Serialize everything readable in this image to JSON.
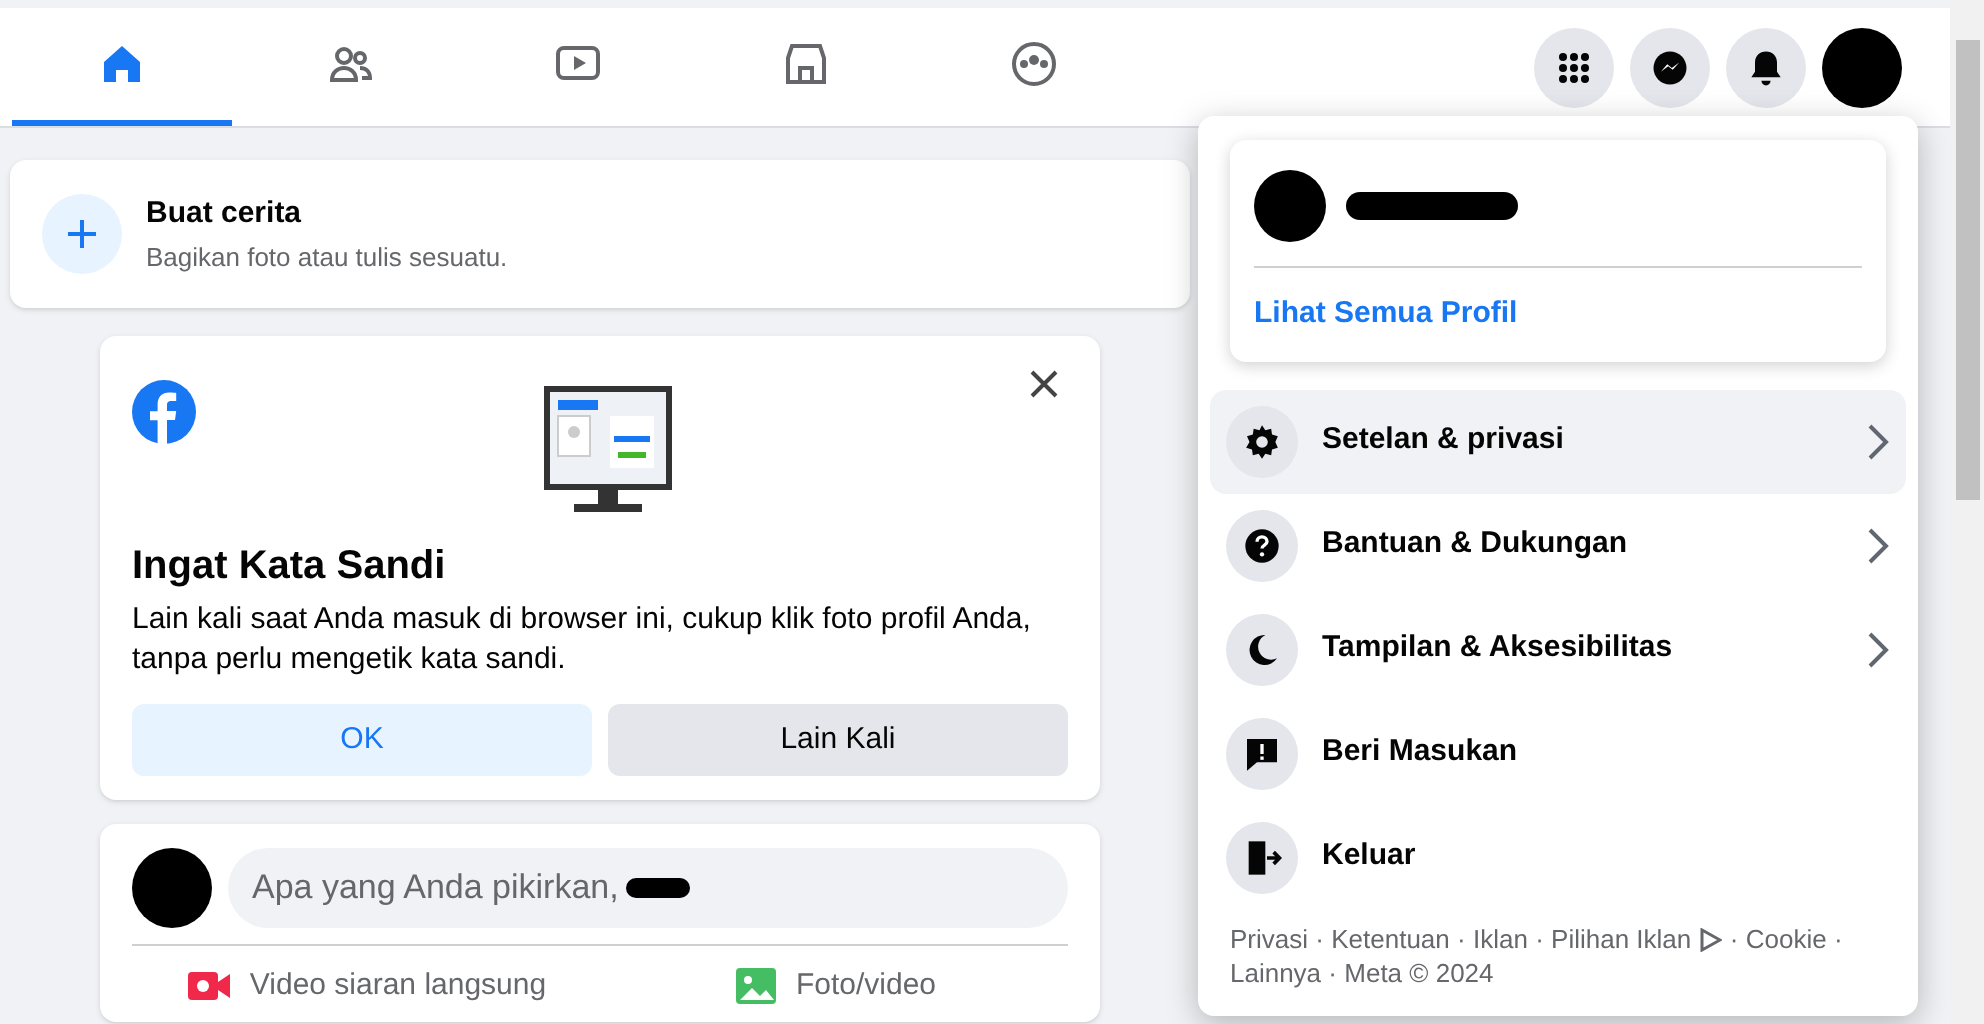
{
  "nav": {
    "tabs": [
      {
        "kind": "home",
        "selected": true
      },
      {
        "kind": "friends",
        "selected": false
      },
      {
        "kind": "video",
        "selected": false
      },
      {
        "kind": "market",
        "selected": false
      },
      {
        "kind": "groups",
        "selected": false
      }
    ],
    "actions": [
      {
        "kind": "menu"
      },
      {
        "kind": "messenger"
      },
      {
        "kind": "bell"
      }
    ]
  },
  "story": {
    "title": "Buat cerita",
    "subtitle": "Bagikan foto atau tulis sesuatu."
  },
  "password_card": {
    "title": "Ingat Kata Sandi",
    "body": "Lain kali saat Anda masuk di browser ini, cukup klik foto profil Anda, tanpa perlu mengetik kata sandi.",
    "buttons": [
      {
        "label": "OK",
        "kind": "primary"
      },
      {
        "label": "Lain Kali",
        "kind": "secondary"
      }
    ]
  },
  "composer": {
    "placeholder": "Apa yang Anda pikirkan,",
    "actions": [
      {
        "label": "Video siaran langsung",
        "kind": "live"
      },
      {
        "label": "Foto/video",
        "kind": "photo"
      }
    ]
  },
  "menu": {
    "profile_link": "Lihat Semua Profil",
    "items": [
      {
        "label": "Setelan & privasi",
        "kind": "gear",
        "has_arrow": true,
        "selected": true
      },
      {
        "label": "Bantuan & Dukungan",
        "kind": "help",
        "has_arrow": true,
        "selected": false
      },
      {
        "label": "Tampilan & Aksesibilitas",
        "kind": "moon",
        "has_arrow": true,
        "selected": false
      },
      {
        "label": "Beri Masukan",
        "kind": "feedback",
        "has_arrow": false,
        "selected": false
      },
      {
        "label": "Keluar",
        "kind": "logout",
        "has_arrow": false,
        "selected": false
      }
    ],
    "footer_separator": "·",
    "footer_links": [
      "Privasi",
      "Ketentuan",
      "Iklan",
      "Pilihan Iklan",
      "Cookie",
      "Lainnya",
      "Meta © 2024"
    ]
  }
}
* * * * * * * * *
▸ Directions:
Leave the pictures out and output the rest of the listing exactly.

▸ Exercise solution:
Serialize everything readable in this image to JSON.
{
  "nav": {
    "tabs": [
      {
        "kind": "home",
        "selected": true
      },
      {
        "kind": "friends",
        "selected": false
      },
      {
        "kind": "video",
        "selected": false
      },
      {
        "kind": "market",
        "selected": false
      },
      {
        "kind": "groups",
        "selected": false
      }
    ],
    "actions": [
      {
        "kind": "menu"
      },
      {
        "kind": "messenger"
      },
      {
        "kind": "bell"
      }
    ]
  },
  "story": {
    "title": "Buat cerita",
    "subtitle": "Bagikan foto atau tulis sesuatu."
  },
  "password_card": {
    "title": "Ingat Kata Sandi",
    "body": "Lain kali saat Anda masuk di browser ini, cukup klik foto profil Anda, tanpa perlu mengetik kata sandi.",
    "buttons": [
      {
        "label": "OK",
        "kind": "primary"
      },
      {
        "label": "Lain Kali",
        "kind": "secondary"
      }
    ]
  },
  "composer": {
    "placeholder": "Apa yang Anda pikirkan,",
    "actions": [
      {
        "label": "Video siaran langsung",
        "kind": "live"
      },
      {
        "label": "Foto/video",
        "kind": "photo"
      }
    ]
  },
  "menu": {
    "profile_link": "Lihat Semua Profil",
    "items": [
      {
        "label": "Setelan & privasi",
        "kind": "gear",
        "has_arrow": true,
        "selected": true
      },
      {
        "label": "Bantuan & Dukungan",
        "kind": "help",
        "has_arrow": true,
        "selected": false
      },
      {
        "label": "Tampilan & Aksesibilitas",
        "kind": "moon",
        "has_arrow": true,
        "selected": false
      },
      {
        "label": "Beri Masukan",
        "kind": "feedback",
        "has_arrow": false,
        "selected": false
      },
      {
        "label": "Keluar",
        "kind": "logout",
        "has_arrow": false,
        "selected": false
      }
    ],
    "footer_separator": "·",
    "footer_links": [
      "Privasi",
      "Ketentuan",
      "Iklan",
      "Pilihan Iklan",
      "Cookie",
      "Lainnya",
      "Meta © 2024"
    ]
  }
}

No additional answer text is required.